> To-do list:
[a] List every child the family picture essay below names as part of the family picture taken this week.
[b] Go on with the family picture essay from its last sentence, keeping the same first-person voice.

> Source text:

▬▬▬▬▬▬

Family Picture (by Dirk Hamp)
I suspect I am no different from anyone else who wants to figure out why we are here. There are those days where I question everything. And there are those days when God makes things crystal clear. One Sunday morning in June of 2007, I found out why I was born. It was the day after we met our youngest daughter, Jane. It was during worship at Agape Baptist Church in Ntinda, near Kampala, Uganda. I looked around, I looked at Jane, and Paige and Daniel. The Bredbergs were there. I saw Michael and Cossy and Lilly and Isaac. And I looked at the people around me.
These people were going to be in my life forever. They were going to mold my future. My thoughts were going to be changed forever. This country, foreign as it was, would become so familiar. The children of Uganda were to become the reason I would lay awake at night.
Our travels took us to Kaihura and to Koreng and to Bukerere. Three years later, and having visited again and again, we are still there with our hearts and our minds.
This week we took a family picture. Jane is ours, adopted for life. Quindell is ours, adopted in heart. Emma, Bianca, Evan, Daniel. A full house.
There are full houses in Uganda. Full with children who have dreams. They have laughter. They have joy. They have community. They have house mothers who care for them. They don’t have parents.
Their family picture looks very different.
Yesterday, Paige showed me the handwritten lists with the names and ages of the children, similar to ours. Behind every name, it says either “total orphan” or “both died” or states the reason why a living parent is not there to take care of them.

▬▬▬▬▬▬

> Given material:
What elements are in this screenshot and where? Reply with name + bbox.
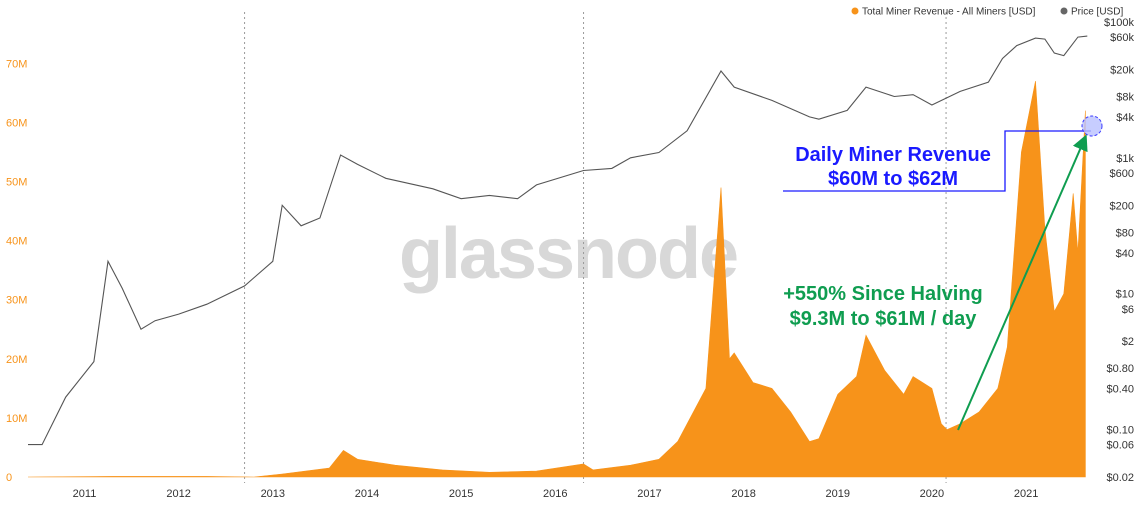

▬▬▬▬▬▬

> The results:
[a] Jane, Quindell, Emma, Bianca, Evan, Daniel

[b]
For now, they have a home and a family, provided to them at Agape Children’s Village. They have house mothers who deeply love them and care for them. This however, may be temporary as the funding for the village is being withdrawn. We know these children, we know their names and their stories. We know of their dreams, and reintegrating them into the neglectful and abusive places from which they came is not the answer.
For some, adoption into loving homes may become an option. For many of them, we will have to find ways to get educated in a safe environment. We want to help ACV become fully funded while looking for things they themselves can do to become self sustainable. In only two weeks, the children have learned how to make remarkably beautiful jewelry out of paper beads. Other projects are on their way.
In Koreng, the Kadacar Primary School now has clean drinking water. This is a place, where we have an opportunity to help a community rise from a past of desolation to having infrastructure and a future.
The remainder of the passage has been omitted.